[Records contained in a dataset]
━━━━━━━━━━━━━━━━

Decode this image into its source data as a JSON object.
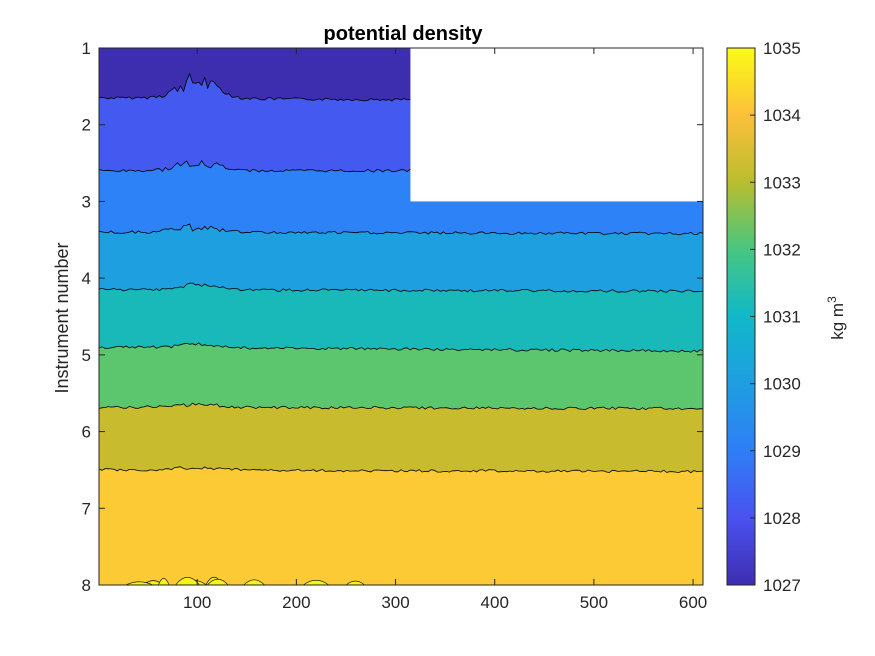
{
  "chart_data": {
    "type": "heatmap",
    "subtype": "filled-contour",
    "title": "potential density",
    "xlabel": "",
    "ylabel": "Instrument number",
    "xlim": [
      1,
      610
    ],
    "ylim": [
      1,
      8
    ],
    "y_reversed": true,
    "x_ticks": [
      100,
      200,
      300,
      400,
      500,
      600
    ],
    "y_ticks": [
      1,
      2,
      3,
      4,
      5,
      6,
      7,
      8
    ],
    "missing_region": {
      "x": [
        315,
        610
      ],
      "y": [
        1,
        3
      ],
      "note_color": "#ffffff"
    },
    "colorbar": {
      "label": "kg m",
      "label_superscript": "3",
      "range": [
        1027,
        1035
      ],
      "ticks": [
        1027,
        1028,
        1029,
        1030,
        1031,
        1032,
        1033,
        1034,
        1035
      ],
      "colormap": "parula"
    },
    "contour_levels": [
      1028,
      1029,
      1030,
      1031,
      1032,
      1033,
      1034
    ],
    "contour_depths": [
      {
        "level": 1028,
        "instrument_left": 1.65,
        "instrument_right": 1.7
      },
      {
        "level": 1029,
        "instrument_left": 2.6,
        "instrument_right": 2.6
      },
      {
        "level": 1030,
        "instrument_left": 3.4,
        "instrument_right": 3.42
      },
      {
        "level": 1031,
        "instrument_left": 4.15,
        "instrument_right": 4.17
      },
      {
        "level": 1032,
        "instrument_left": 4.9,
        "instrument_right": 4.95
      },
      {
        "level": 1033,
        "instrument_left": 5.68,
        "instrument_right": 5.7
      },
      {
        "level": 1034,
        "instrument_left": 6.5,
        "instrument_right": 6.52
      }
    ],
    "band_colors": [
      "#3d2eb0",
      "#4359f0",
      "#2e82f7",
      "#1ea0e0",
      "#18b9b8",
      "#5cc66e",
      "#c9bb2e",
      "#fcca35",
      "#f7f218"
    ],
    "grid": false
  }
}
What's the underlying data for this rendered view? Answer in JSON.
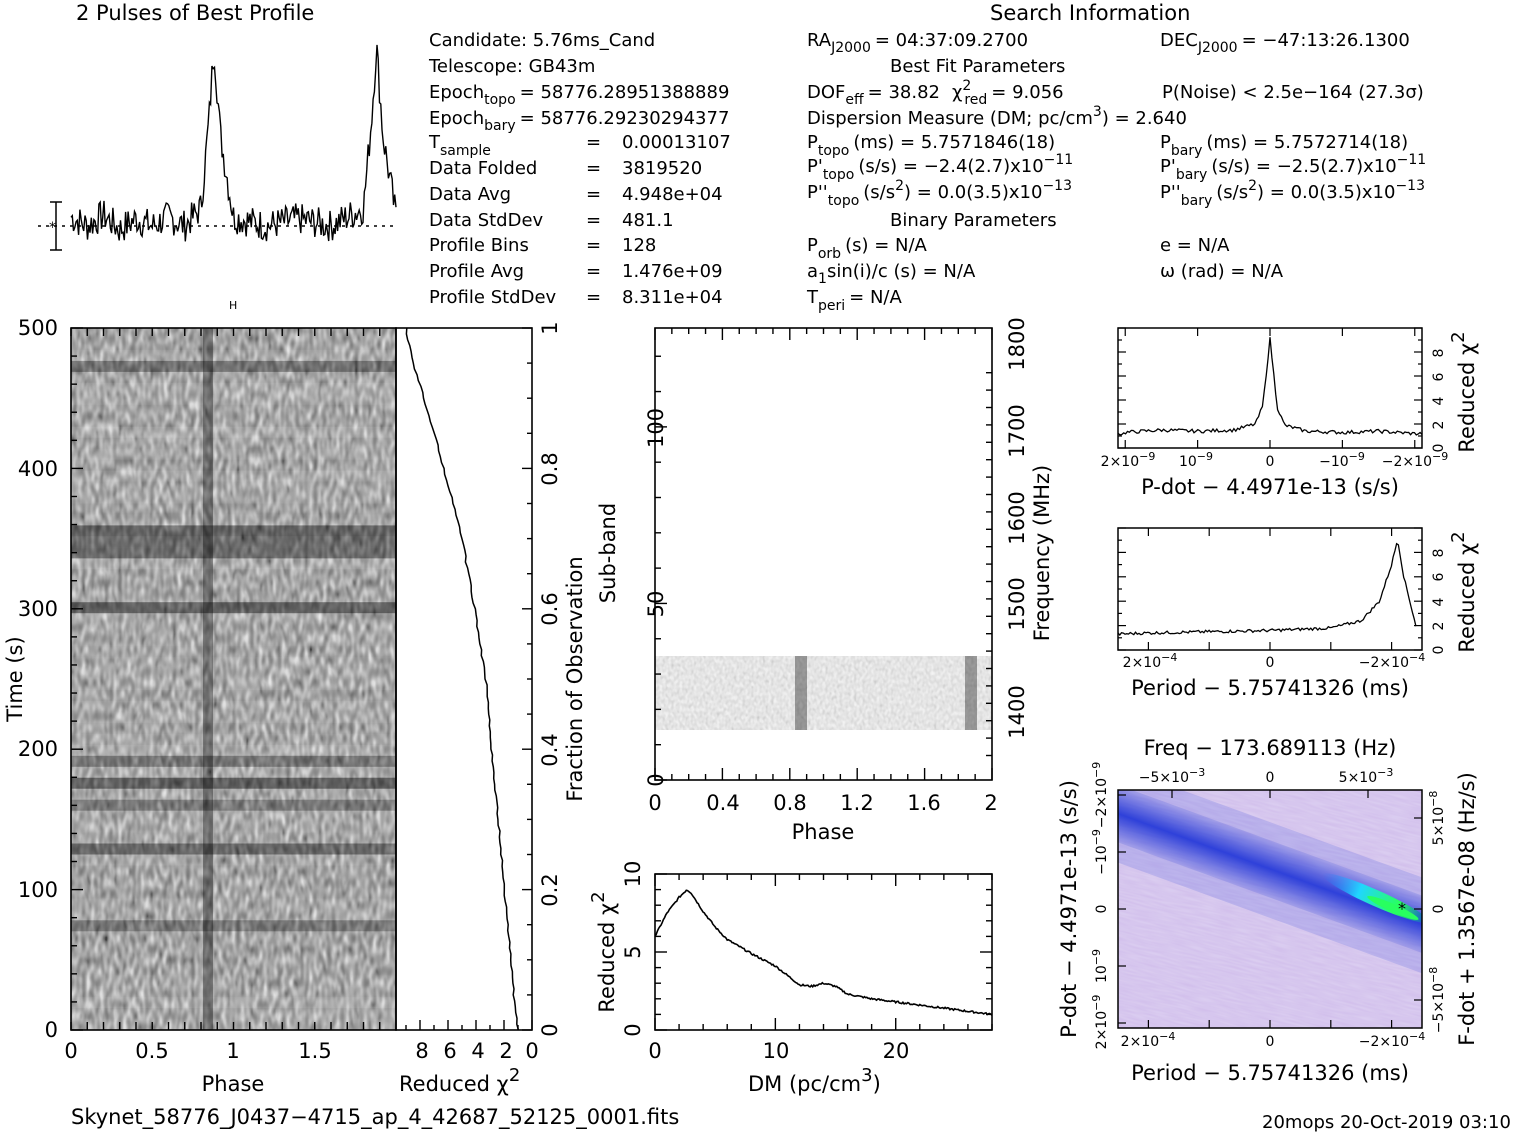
{
  "profile": {
    "title": "2 Pulses of Best Profile"
  },
  "info": {
    "title": "Search Information",
    "candidate": "Candidate:  5.76ms_Cand",
    "telescope": "Telescope:  GB43m",
    "epoch_topo": "= 58776.28951388889",
    "epoch_bary": "= 58776.29230294377",
    "t_sample": "0.00013107",
    "data_folded": "3819520",
    "data_avg": "4.948e+04",
    "data_stddev": "481.1",
    "profile_bins": "128",
    "profile_avg": "1.476e+09",
    "profile_stddev": "8.311e+04",
    "ra": "= 04:37:09.2700",
    "dec": "= −47:13:26.1300",
    "best_fit_title": "Best Fit Parameters",
    "dof": "= 38.82",
    "chi2_red": "= 9.056",
    "p_noise": "P(Noise) < 2.5e−164  (27.3σ)",
    "dm_line_a": "Dispersion Measure (DM; pc/cm",
    "dm_line_b": ") = 2.640",
    "p_topo": "(ms) =  5.7571846(18)",
    "p_bary": "(ms) =  5.7572714(18)",
    "pd_topo": "(s/s) = −2.4(2.7)x10",
    "pd_topo_exp": "−11",
    "pd_bary": "(s/s) = −2.5(2.7)x10",
    "pd_bary_exp": "−11",
    "pdd_topo_a": "(s/s",
    "pdd_topo_b": ") = 0.0(3.5)x10",
    "pdd_exp": "−13",
    "binary_title": "Binary Parameters",
    "p_orb": "(s) = N/A",
    "ecc": "e = N/A",
    "a1": "sin(i)/c (s) = N/A",
    "omega": "ω (rad) = N/A",
    "t_peri": "= N/A"
  },
  "axes": {
    "time_label": "Time (s)",
    "phase_label": "Phase",
    "redchi_label": "Reduced χ",
    "frac_label": "Fraction of Observation",
    "subband_label": "Sub-band",
    "freq_label": "Frequency (MHz)",
    "dm_label": "DM (pc/cm",
    "pdot_label": "P-dot − 4.4971e-13 (s/s)",
    "period_label": "Period − 5.75741326 (ms)",
    "freq_top_label": "Freq − 173.689113 (Hz)",
    "pdot_left_label": "P-dot − 4.4971e-13 (s/s)",
    "fdot_right_label": "F-dot + 1.3567e-08 (Hz/s)"
  },
  "footer": {
    "filename": "Skynet_58776_J0437−4715_ap_4_42687_52125_0001.fits",
    "stamp": "20mops 20-Oct-2019 03:10"
  },
  "colors": {
    "ink": "#000000",
    "plane_low": "#e8c8e6",
    "plane_mid": "#2a3fd0",
    "plane_high": "#28ff60"
  },
  "chart_data": [
    {
      "type": "line",
      "title": "2 Pulses of Best Profile",
      "x": [
        0,
        0.1,
        0.2,
        0.3,
        0.4,
        0.5,
        0.6,
        0.7,
        0.8,
        0.85,
        0.88,
        0.92,
        1.0,
        1.2,
        1.4,
        1.6,
        1.8,
        1.85,
        1.88,
        1.92,
        2.0
      ],
      "series": [
        {
          "values": [
            0.05,
            0.0,
            0.06,
            -0.02,
            0.04,
            0.0,
            0.05,
            0.0,
            0.1,
            0.6,
            1.0,
            0.5,
            0.05,
            0.0,
            0.04,
            0.0,
            0.1,
            0.6,
            1.0,
            0.5,
            0.05
          ]
        }
      ],
      "xlim": [
        0,
        2
      ]
    },
    {
      "type": "heatmap",
      "title": "",
      "xlabel": "Phase",
      "ylabel": "Time (s)",
      "xlim": [
        0,
        2
      ],
      "ylim": [
        0,
        500
      ],
      "x_ticks": [
        "0",
        "0.5",
        "1",
        "1.5"
      ],
      "y_ticks": [
        "0",
        "100",
        "200",
        "300",
        "400",
        "500"
      ]
    },
    {
      "type": "line",
      "xlabel": "Reduced χ²",
      "ylabel": "Fraction of Observation",
      "x_ticks": [
        "8",
        "6",
        "4",
        "2",
        "0"
      ],
      "y_ticks": [
        "0",
        "0.2",
        "0.4",
        "0.6",
        "0.8",
        "1"
      ],
      "x": [
        0,
        0.05,
        0.1,
        0.2,
        0.3,
        0.4,
        0.5,
        0.6,
        0.7,
        0.8,
        0.9,
        0.95,
        1.0
      ],
      "series": [
        {
          "values": [
            1.0,
            1.3,
            1.5,
            2.0,
            2.4,
            2.9,
            3.3,
            4.1,
            5.0,
            6.3,
            7.7,
            8.5,
            9.0
          ]
        }
      ]
    },
    {
      "type": "heatmap",
      "xlabel": "Phase",
      "ylabel": "Sub-band",
      "y2label": "Frequency (MHz)",
      "xlim": [
        0,
        2
      ],
      "ylim": [
        0,
        128
      ],
      "x_ticks": [
        "0",
        "0.4",
        "0.8",
        "1.2",
        "1.6",
        "2"
      ],
      "y_ticks": [
        "0",
        "50",
        "100"
      ],
      "y2_ticks": [
        "1400",
        "1500",
        "1600",
        "1700",
        "1800"
      ],
      "active_subbands": [
        15,
        35
      ]
    },
    {
      "type": "line",
      "xlabel": "DM (pc/cm³)",
      "ylabel": "Reduced χ²",
      "xlim": [
        0,
        28
      ],
      "ylim": [
        0,
        10
      ],
      "x_ticks": [
        "0",
        "10",
        "20"
      ],
      "y_ticks": [
        "0",
        "5",
        "10"
      ],
      "x": [
        0,
        1,
        2,
        2.64,
        3,
        4,
        5,
        6,
        8,
        10,
        11,
        12,
        13,
        14,
        15,
        16,
        18,
        20,
        22,
        24,
        26,
        28
      ],
      "series": [
        {
          "values": [
            6.0,
            7.5,
            8.5,
            9.0,
            8.8,
            7.6,
            6.6,
            5.8,
            4.9,
            4.1,
            3.5,
            2.9,
            2.8,
            3.0,
            2.8,
            2.3,
            2.0,
            1.8,
            1.6,
            1.4,
            1.2,
            1.0
          ]
        }
      ]
    },
    {
      "type": "line",
      "xlabel": "P-dot − 4.4971e-13 (s/s)",
      "ylabel": "Reduced χ²",
      "xlim": [
        2e-09,
        -2e-09
      ],
      "ylim": [
        0,
        10
      ],
      "x_ticks": [
        "2×10⁻⁹",
        "10⁻⁹",
        "0",
        "−10⁻⁹",
        "−2×10⁻⁹"
      ],
      "y_ticks": [
        "0",
        "2",
        "4",
        "6",
        "8"
      ],
      "x": [
        2e-09,
        1.5e-09,
        1e-09,
        5e-10,
        2e-10,
        1e-10,
        0,
        -1e-10,
        -2e-10,
        -5e-10,
        -1e-09,
        -1.5e-09,
        -2e-09
      ],
      "series": [
        {
          "values": [
            1.3,
            1.5,
            1.4,
            1.5,
            2.0,
            3.5,
            9.1,
            3.4,
            1.9,
            1.4,
            1.3,
            1.4,
            1.2
          ]
        }
      ]
    },
    {
      "type": "line",
      "xlabel": "Period − 5.75741326 (ms)",
      "ylabel": "Reduced χ²",
      "xlim": [
        0.00025,
        -0.00025
      ],
      "ylim": [
        0,
        10
      ],
      "x_ticks": [
        "2×10⁻⁴",
        "0",
        "−2×10⁻⁴"
      ],
      "y_ticks": [
        "0",
        "2",
        "4",
        "6",
        "8"
      ],
      "x": [
        0.00025,
        0.0002,
        0.0001,
        0,
        -0.0001,
        -0.00015,
        -0.00018,
        -0.0002,
        -0.00021,
        -0.00022,
        -0.00024
      ],
      "series": [
        {
          "values": [
            1.3,
            1.4,
            1.5,
            1.6,
            1.8,
            2.4,
            4.0,
            7.0,
            9.1,
            6.0,
            2.0
          ]
        }
      ]
    },
    {
      "type": "heatmap",
      "xlabel": "Period − 5.75741326 (ms)",
      "ylabel": "P-dot − 4.4971e-13 (s/s)",
      "x2label": "Freq − 173.689113 (Hz)",
      "y2label": "F-dot + 1.3567e-08 (Hz/s)",
      "x_ticks": [
        "2×10⁻⁴",
        "0",
        "−2×10⁻⁴"
      ],
      "x2_ticks": [
        "−5×10⁻³",
        "0",
        "5×10⁻³"
      ],
      "y_ticks": [
        "2×10⁻⁹",
        "10⁻⁹",
        "0",
        "−10⁻⁹",
        "−2×10⁻⁹"
      ],
      "y2_ticks": [
        "−5×10⁻⁸",
        "0",
        "5×10⁻⁸"
      ],
      "best": {
        "period_offset": -0.00021,
        "pdot_offset": 0
      }
    }
  ]
}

━━━━━━━━━━━━━━━━

Copy in full each line that holds the word "Parameters".

» FINAL RESULT
    "best_fit_title": "Best Fit Parameters",
    "binary_title": "Binary Parameters",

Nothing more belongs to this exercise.